| Selected extract |
◆ ◆ ◆ ◆ ◆ ◆ ◆

Sage Paul has championed Indigenous fashion in Canada for more than a decade. The Toronto-based Dene designer and Indigenous Fashion Arts (IFA) executive’s next mission: breaking down barriers in the global industry. This week, Paul has brought six Indigenous designers from across the country to Milan Fashion Week to showcase their work at the highly regarded trade show WHITE Milano (Feb. 24-27).
“I want our work valued. It’s not a token,” Paul tells The Globe and Mail, while sitting near Toronto’s Harbourfront Centre, where the Indigenous Fashion Arts Festival was held last June. WHITE attended last year’s festival and subsequently signed on to feature a different group of Indigenous Canadians each year until 2025. “WHITE Milano values craftsmanship, quality, luxury and one-of-a-kind pieces, which aligns with the work happening in our community,” explains Paul.
This is Paul’s first time taking a delegation abroad and the first international trade show for the designers, who will have access to the 16,000-20,000 visitors at WHITE, including local suppliers, prospective luxury partners and buyers like department stores Saks Fifth Avenue and Hudson’s Bay. For these rising stars and the broader fashion industry, it is a crucial moment in the emergence of Indigenous culture on mainstream platforms.
But many Indigenous designers need support accessing mainstream knowledge and opportunities, Paul explains. At the beginning of her career, Paul admits she felt like a “fish out of water” at standard fashion shows which featured requisite struts, stares and industry seriousness. “For a long time, the fashion industry has been an exclusive space, gate-kept by aristocrats, socialites and financially wealthy people. I am none of those things,” says Paul.

◆ ◆ ◆ ◆ ◆ ◆ ◆

| Data |
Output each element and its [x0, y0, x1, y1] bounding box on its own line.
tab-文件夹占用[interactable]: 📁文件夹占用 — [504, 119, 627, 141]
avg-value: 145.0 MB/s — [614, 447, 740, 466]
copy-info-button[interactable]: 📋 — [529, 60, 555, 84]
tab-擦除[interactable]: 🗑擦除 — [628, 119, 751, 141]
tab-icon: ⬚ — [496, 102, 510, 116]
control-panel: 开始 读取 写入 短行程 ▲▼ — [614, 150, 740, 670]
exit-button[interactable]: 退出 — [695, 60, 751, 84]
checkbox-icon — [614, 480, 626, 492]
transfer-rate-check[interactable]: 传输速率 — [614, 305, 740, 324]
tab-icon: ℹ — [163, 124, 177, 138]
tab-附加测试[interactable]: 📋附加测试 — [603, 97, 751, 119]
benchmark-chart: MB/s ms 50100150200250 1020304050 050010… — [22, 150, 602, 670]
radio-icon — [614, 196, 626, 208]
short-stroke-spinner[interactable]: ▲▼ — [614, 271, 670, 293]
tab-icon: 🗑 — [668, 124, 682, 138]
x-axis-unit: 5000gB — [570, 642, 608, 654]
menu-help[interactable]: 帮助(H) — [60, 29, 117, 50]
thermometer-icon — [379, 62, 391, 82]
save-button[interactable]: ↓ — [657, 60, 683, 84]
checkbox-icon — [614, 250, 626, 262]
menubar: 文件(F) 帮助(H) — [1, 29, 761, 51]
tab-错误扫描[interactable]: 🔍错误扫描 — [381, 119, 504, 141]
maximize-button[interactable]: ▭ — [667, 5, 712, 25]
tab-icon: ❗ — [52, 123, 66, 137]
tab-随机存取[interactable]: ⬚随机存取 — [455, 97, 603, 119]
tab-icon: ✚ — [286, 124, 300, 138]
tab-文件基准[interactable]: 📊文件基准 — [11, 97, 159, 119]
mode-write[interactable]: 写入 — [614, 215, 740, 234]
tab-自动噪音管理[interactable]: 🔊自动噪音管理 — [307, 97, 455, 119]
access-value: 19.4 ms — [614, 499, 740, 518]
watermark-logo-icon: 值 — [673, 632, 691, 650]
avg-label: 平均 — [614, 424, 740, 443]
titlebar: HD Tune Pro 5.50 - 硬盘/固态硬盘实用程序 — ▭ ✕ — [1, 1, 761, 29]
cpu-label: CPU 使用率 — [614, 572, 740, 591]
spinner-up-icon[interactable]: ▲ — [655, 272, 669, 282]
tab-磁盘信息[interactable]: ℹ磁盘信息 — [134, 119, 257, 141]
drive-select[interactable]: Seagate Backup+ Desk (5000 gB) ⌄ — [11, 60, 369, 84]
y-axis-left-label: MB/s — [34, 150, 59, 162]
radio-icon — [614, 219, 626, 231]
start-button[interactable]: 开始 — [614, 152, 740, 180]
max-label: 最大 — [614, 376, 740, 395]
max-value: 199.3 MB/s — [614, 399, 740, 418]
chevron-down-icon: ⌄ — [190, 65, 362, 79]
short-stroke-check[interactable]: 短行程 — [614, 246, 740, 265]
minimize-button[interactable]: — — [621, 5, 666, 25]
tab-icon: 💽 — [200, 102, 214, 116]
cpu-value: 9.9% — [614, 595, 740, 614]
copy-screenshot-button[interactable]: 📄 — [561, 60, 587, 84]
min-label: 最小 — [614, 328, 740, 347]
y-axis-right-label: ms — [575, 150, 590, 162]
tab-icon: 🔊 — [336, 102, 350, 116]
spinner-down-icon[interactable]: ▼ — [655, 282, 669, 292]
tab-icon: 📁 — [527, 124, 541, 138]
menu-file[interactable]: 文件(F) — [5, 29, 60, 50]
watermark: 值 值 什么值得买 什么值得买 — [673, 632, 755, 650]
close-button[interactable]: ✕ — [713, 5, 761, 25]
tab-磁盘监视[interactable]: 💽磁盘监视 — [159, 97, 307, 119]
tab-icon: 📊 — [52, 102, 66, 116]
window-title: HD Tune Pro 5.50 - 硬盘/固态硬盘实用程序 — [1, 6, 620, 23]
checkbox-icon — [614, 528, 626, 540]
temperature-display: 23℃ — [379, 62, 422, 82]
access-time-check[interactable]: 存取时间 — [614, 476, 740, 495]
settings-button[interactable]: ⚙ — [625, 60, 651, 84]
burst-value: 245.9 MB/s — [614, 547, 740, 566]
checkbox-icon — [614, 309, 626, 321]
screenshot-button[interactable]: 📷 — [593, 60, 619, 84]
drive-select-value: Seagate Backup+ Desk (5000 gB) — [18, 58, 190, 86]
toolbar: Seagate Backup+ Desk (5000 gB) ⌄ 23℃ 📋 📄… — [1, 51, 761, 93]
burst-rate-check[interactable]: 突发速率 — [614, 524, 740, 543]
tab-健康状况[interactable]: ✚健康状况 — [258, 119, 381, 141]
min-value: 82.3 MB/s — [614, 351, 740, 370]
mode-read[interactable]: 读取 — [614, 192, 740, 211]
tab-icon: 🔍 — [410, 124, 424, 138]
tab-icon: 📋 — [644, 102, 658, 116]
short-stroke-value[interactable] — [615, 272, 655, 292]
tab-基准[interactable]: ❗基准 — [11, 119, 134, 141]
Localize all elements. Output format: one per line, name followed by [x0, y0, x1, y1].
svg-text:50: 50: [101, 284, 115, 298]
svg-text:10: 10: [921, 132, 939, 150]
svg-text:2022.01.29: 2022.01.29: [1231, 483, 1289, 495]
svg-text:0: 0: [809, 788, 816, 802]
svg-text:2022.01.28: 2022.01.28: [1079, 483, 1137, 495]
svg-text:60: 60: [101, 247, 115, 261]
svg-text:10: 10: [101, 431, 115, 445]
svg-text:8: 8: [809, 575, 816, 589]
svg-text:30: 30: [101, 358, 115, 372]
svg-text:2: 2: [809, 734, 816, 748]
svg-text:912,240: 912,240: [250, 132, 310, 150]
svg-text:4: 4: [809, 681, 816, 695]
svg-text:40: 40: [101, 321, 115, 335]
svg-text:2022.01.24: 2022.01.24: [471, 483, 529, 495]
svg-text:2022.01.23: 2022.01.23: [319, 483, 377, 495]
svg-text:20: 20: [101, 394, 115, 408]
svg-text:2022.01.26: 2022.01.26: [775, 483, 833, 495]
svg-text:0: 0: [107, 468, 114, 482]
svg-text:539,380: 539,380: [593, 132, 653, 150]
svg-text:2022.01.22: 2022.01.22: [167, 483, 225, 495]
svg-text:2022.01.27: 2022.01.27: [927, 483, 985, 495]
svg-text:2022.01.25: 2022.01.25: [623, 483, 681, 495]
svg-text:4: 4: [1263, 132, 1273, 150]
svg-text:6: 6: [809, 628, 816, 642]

◆ ◆ ◆ ◆ ◆ ◆ ◆

| What to do |
1 > Answer these questions from the article on Sage Paul:
(a) How many Indigenous designers did Paul bring to Milan Fashion Week?
(b) Until what year did WHITE sign on to feature a different group of Indigenous Canadians each year?
(c) How many visitors will the designers have access to at WHITE?
2 > Rewrite the article on Sage Paul starting at "This is Paul’s" and ending at "on mainstream platforms.", putting "group" in place of "delegation".
The material is not needed for this work.

| Task-by-task answers |
1 >
(a) Six.
(b) 2025.
(c) 16,000-20,000.

2 >
This is Paul’s first time taking a group abroad and the first international trade show for the designers, who will have access to the 16,000-20,000 visitors at WHITE, including local suppliers, prospective luxury partners and buyers like department stores Saks Fifth Avenue and Hudson’s Bay. For these rising stars and the broader fashion industry, it is a crucial moment in the emergence of Indigenous culture on mainstream platforms.